- Task requirements: Extract the whole listing as it stands. Do not include the pictures.

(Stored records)

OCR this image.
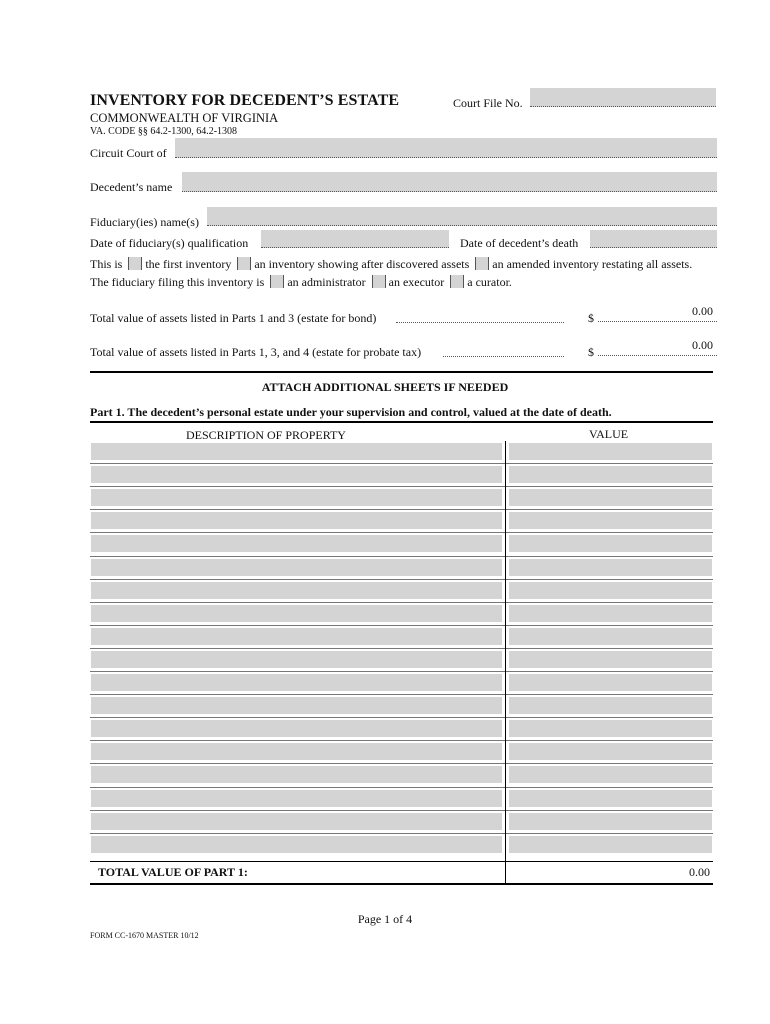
INVENTORY FOR DECEDENT’S ESTATE
COMMONWEALTH OF VIRGINIA
VA. CODE §§ 64.2-1300, 64.2-1308
Court File No.
Circuit Court of
Decedent’s name
Fiduciary(ies) name(s)
Date of fiduciary(s) qualification	Date of decedent’s death
This is the first inventory an inventory showing after discovered assets an amended inventory restating all assets.
The fiduciary filing this inventory is an administrator an executor a curator.
Total value of assets listed in Parts 1 and 3 (estate for bond)	$	0.00
Total value of assets listed in Parts 1, 3, and 4 (estate for probate tax)	$	0.00
ATTACH ADDITIONAL SHEETS IF NEEDED
Part 1. The decedent’s personal estate under your supervision and control, valued at the date of death.
DESCRIPTION OF PROPERTY	VALUE
TOTAL VALUE OF PART 1:	0.00
Page 1 of 4
FORM CC-1670 MASTER 10/12
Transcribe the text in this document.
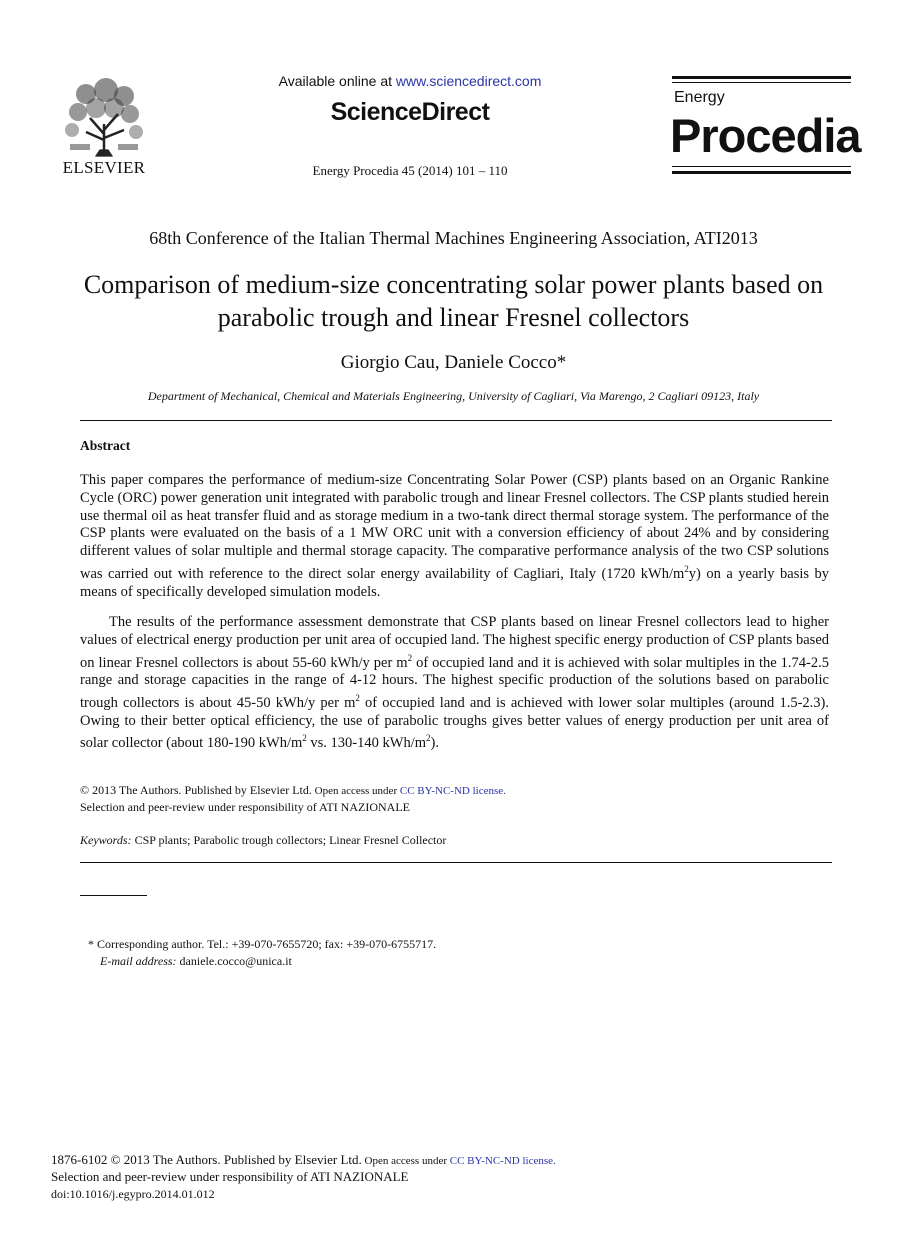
ELSEVIER
Available online at www.sciencedirect.com
ScienceDirect
Energy Procedia 45 (2014) 101 – 110
Energy
Procedia
68th Conference of the Italian Thermal Machines Engineering Association, ATI2013
Comparison of medium-size concentrating solar power plants based on parabolic trough and linear Fresnel collectors
Giorgio Cau, Daniele Cocco*
Department of Mechanical, Chemical and Materials Engineering, University of Cagliari, Via Marengo, 2 Cagliari 09123, Italy
Abstract
This paper compares the performance of medium-size Concentrating Solar Power (CSP) plants based on an Organic Rankine Cycle (ORC) power generation unit integrated with parabolic trough and linear Fresnel collectors. The CSP plants studied herein use thermal oil as heat transfer fluid and as storage medium in a two-tank direct thermal storage system. The performance of the CSP plants were evaluated on the basis of a 1 MW ORC unit with a conversion efficiency of about 24% and by considering different values of solar multiple and thermal storage capacity. The comparative performance analysis of the two CSP solutions was carried out with reference to the direct solar energy availability of Cagliari, Italy (1720 kWh/$m^2y$) on a yearly basis by means of specifically developed simulation models.
The results of the performance assessment demonstrate that CSP plants based on linear Fresnel collectors lead to higher values of electrical energy production per unit area of occupied land. The highest specific energy production of CSP plants based on linear Fresnel collectors is about 55-60 kWh/y per $m^2$ of occupied land and it is achieved with solar multiples in the 1.74-2.5 range and storage capacities in the range of 4-12 hours. The highest specific production of the solutions based on parabolic trough collectors is about 45-50 kWh/y per $m^2$ of occupied land and is achieved with lower solar multiples (around 1.5-2.3). Owing to their better optical efficiency, the use of parabolic troughs gives better values of energy production per unit area of solar collector (about 180-190 kWh/$m^2$ vs. 130-140 kWh/$m^2$).
© 2013 The Authors. Published by Elsevier Ltd. Open access under CC BY-NC-ND license.
Selection and peer-review under responsibility of ATI NAZIONALE
Keywords: CSP plants; Parabolic trough collectors; Linear Fresnel Collector
* Corresponding author. Tel.: +39-070-7655720; fax: +39-070-6755717.
E-mail address: daniele.cocco@unica.it
1876-6102 © 2013 The Authors. Published by Elsevier Ltd. Open access under CC BY-NC-ND license.
Selection and peer-review under responsibility of ATI NAZIONALE
doi:10.1016/j.egypro.2014.01.012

- Expected answer:
OCR this image.
INVENTORY FOR DECEDENT’S ESTATE
COMMONWEALTH OF VIRGINIA
VA. CODE §§ 64.2-1300, 64.2-1308
Court File No.
Circuit Court of
Decedent’s name
Fiduciary(ies) name(s)
Date of fiduciary(s) qualification	Date of decedent’s death
This is the first inventory an inventory showing after discovered assets an amended inventory restating all assets.
The fiduciary filing this inventory is an administrator an executor a curator.
Total value of assets listed in Parts 1 and 3 (estate for bond)	$	0.00
Total value of assets listed in Parts 1, 3, and 4 (estate for probate tax)	$	0.00
ATTACH ADDITIONAL SHEETS IF NEEDED
Part 1. The decedent’s personal estate under your supervision and control, valued at the date of death.
DESCRIPTION OF PROPERTY	VALUE
TOTAL VALUE OF PART 1:	0.00
Page 1 of 4
FORM CC-1670 MASTER 10/12
Transcribe the text in this document.
ELSEVIER
Available online at www.sciencedirect.com
ScienceDirect
Energy Procedia 45 (2014) 101 – 110
Energy
Procedia
68th Conference of the Italian Thermal Machines Engineering Association, ATI2013
Comparison of medium-size concentrating solar power plants based on parabolic trough and linear Fresnel collectors
Giorgio Cau, Daniele Cocco*
Department of Mechanical, Chemical and Materials Engineering, University of Cagliari, Via Marengo, 2 Cagliari 09123, Italy
Abstract
This paper compares the performance of medium-size Concentrating Solar Power (CSP) plants based on an Organic Rankine Cycle (ORC) power generation unit integrated with parabolic trough and linear Fresnel collectors. The CSP plants studied herein use thermal oil as heat transfer fluid and as storage medium in a two-tank direct thermal storage system. The performance of the CSP plants were evaluated on the basis of a 1 MW ORC unit with a conversion efficiency of about 24% and by considering different values of solar multiple and thermal storage capacity. The comparative performance analysis of the two CSP solutions was carried out with reference to the direct solar energy availability of Cagliari, Italy (1720 kWh/$m^2y$) on a yearly basis by means of specifically developed simulation models.
The results of the performance assessment demonstrate that CSP plants based on linear Fresnel collectors lead to higher values of electrical energy production per unit area of occupied land. The highest specific energy production of CSP plants based on linear Fresnel collectors is about 55-60 kWh/y per $m^2$ of occupied land and it is achieved with solar multiples in the 1.74-2.5 range and storage capacities in the range of 4-12 hours. The highest specific production of the solutions based on parabolic trough collectors is about 45-50 kWh/y per $m^2$ of occupied land and is achieved with lower solar multiples (around 1.5-2.3). Owing to their better optical efficiency, the use of parabolic troughs gives better values of energy production per unit area of solar collector (about 180-190 kWh/$m^2$ vs. 130-140 kWh/$m^2$).
© 2013 The Authors. Published by Elsevier Ltd. Open access under CC BY-NC-ND license.
Selection and peer-review under responsibility of ATI NAZIONALE
Keywords: CSP plants; Parabolic trough collectors; Linear Fresnel Collector
* Corresponding author. Tel.: +39-070-7655720; fax: +39-070-6755717.
E-mail address: daniele.cocco@unica.it
1876-6102 © 2013 The Authors. Published by Elsevier Ltd. Open access under CC BY-NC-ND license.
Selection and peer-review under responsibility of ATI NAZIONALE
doi:10.1016/j.egypro.2014.01.012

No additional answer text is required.